(Lines of data)
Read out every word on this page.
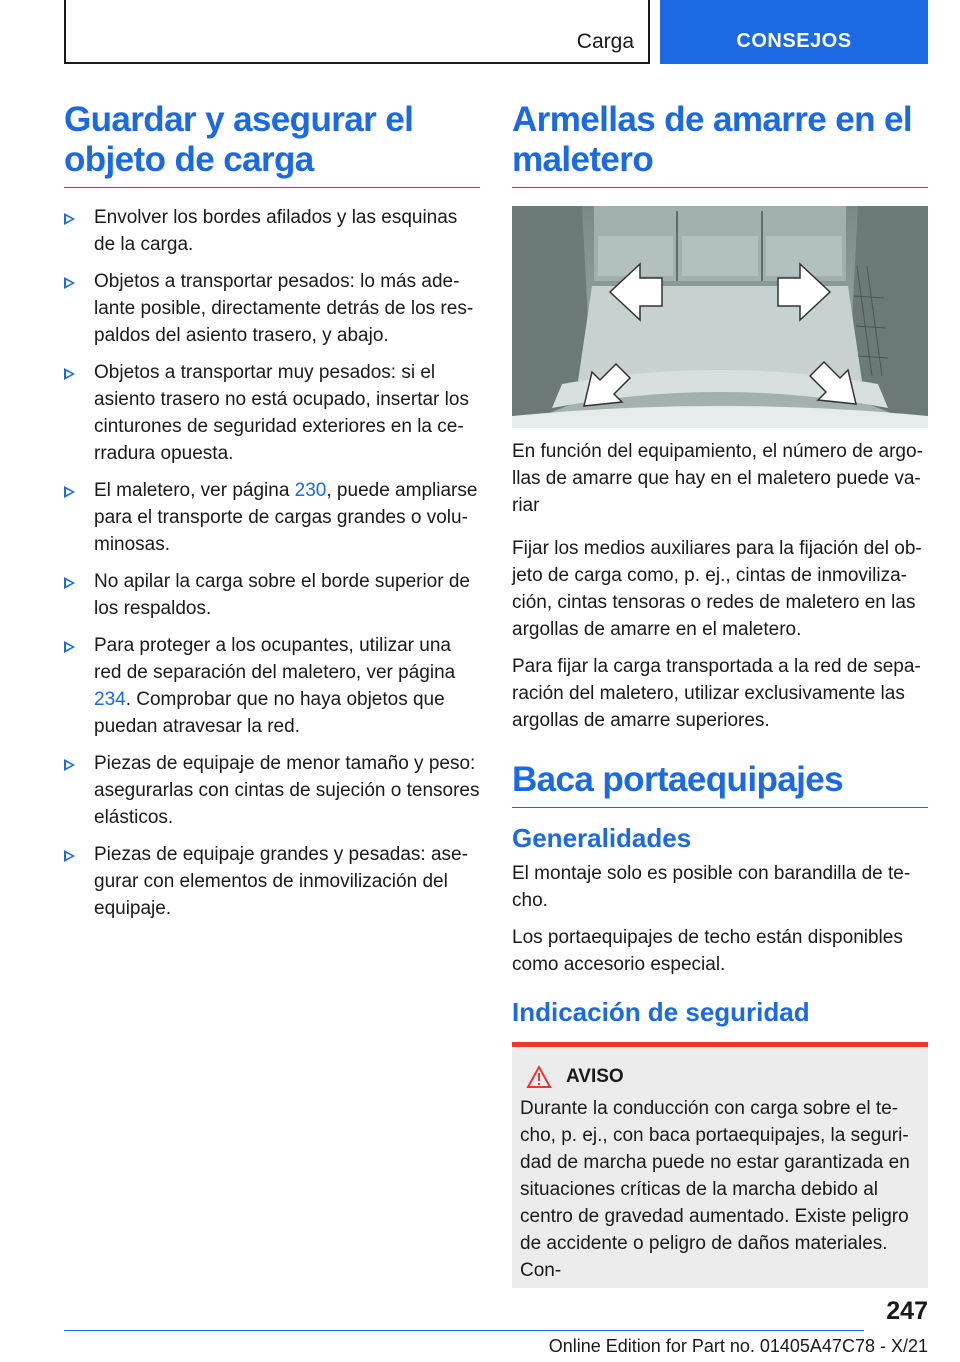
Carga	CONSEJOS
Guardar y asegurar el
objeto de carga
Envolver los bordes afilados y las esquinas de la carga.
Objetos a transportar pesados: lo más adelante posible, directamente detrás de los respaldos del asiento trasero, y abajo.
Objetos a transportar muy pesados: si el asiento trasero no está ocupado, insertar los cinturones de seguridad exteriores en la cerradura opuesta.
El maletero, ver página 230, puede ampliarse para el transporte de cargas grandes o voluminosas.
No apilar la carga sobre el borde superior de los respaldos.
Para proteger a los ocupantes, utilizar una red de separación del maletero, ver página 234. Comprobar que no haya objetos que puedan atravesar la red.
Piezas de equipaje de menor tamaño y peso: asegurarlas con cintas de sujeción o tensores elásticos.
Piezas de equipaje grandes y pesadas: asegurar con elementos de inmovilización del equipaje.
Armellas de amarre en el
maletero

En función del equipamiento, el número de argollas de amarre que hay en el maletero puede variar

Fijar los medios auxiliares para la fijación del objeto de carga como, p. ej., cintas de inmovilización, cintas tensoras o redes de maletero en las argollas de amarre en el maletero.

Para fijar la carga transportada a la red de separación del maletero, utilizar exclusivamente las argollas de amarre superiores.

Baca portaequipajes
Generalidades

El montaje solo es posible con barandilla de techo.

Los portaequipajes de techo están disponibles como accesorio especial.

Indicación de seguridad
AVISO

Durante la conducción con carga sobre el techo, p. ej., con baca portaequipajes, la seguridad de marcha puede no estar garantizada en situaciones críticas de la marcha debido al centro de gravedad aumentado. Existe peligro de accidente o peligro de daños materiales. Con-

247
Online Edition for Part no. 01405A47C78 - X/21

● **Exercise objective**: Print each line of the material above exactly, with the pictures removed from your copy.

● **Solved problem**:
Read out every word on this page.
Carga	CONSEJOS
Guardar y asegurar el
objeto de carga
Envolver los bordes afilados y las esquinas de la carga.
Objetos a transportar pesados: lo más adelante posible, directamente detrás de los respaldos del asiento trasero, y abajo.
Objetos a transportar muy pesados: si el asiento trasero no está ocupado, insertar los cinturones de seguridad exteriores en la cerradura opuesta.
El maletero, ver página 230, puede ampliarse para el transporte de cargas grandes o voluminosas.
No apilar la carga sobre el borde superior de los respaldos.
Para proteger a los ocupantes, utilizar una red de separación del maletero, ver página 234. Comprobar que no haya objetos que puedan atravesar la red.
Piezas de equipaje de menor tamaño y peso: asegurarlas con cintas de sujeción o tensores elásticos.
Piezas de equipaje grandes y pesadas: asegurar con elementos de inmovilización del equipaje.
Armellas de amarre en el
maletero

En función del equipamiento, el número de argollas de amarre que hay en el maletero puede variar

Fijar los medios auxiliares para la fijación del objeto de carga como, p. ej., cintas de inmovilización, cintas tensoras o redes de maletero en las argollas de amarre en el maletero.

Para fijar la carga transportada a la red de separación del maletero, utilizar exclusivamente las argollas de amarre superiores.

Baca portaequipajes
Generalidades

El montaje solo es posible con barandilla de techo.

Los portaequipajes de techo están disponibles como accesorio especial.

Indicación de seguridad
AVISO

Durante la conducción con carga sobre el techo, p. ej., con baca portaequipajes, la seguridad de marcha puede no estar garantizada en situaciones críticas de la marcha debido al centro de gravedad aumentado. Existe peligro de accidente o peligro de daños materiales. Con-

247
Online Edition for Part no. 01405A47C78 - X/21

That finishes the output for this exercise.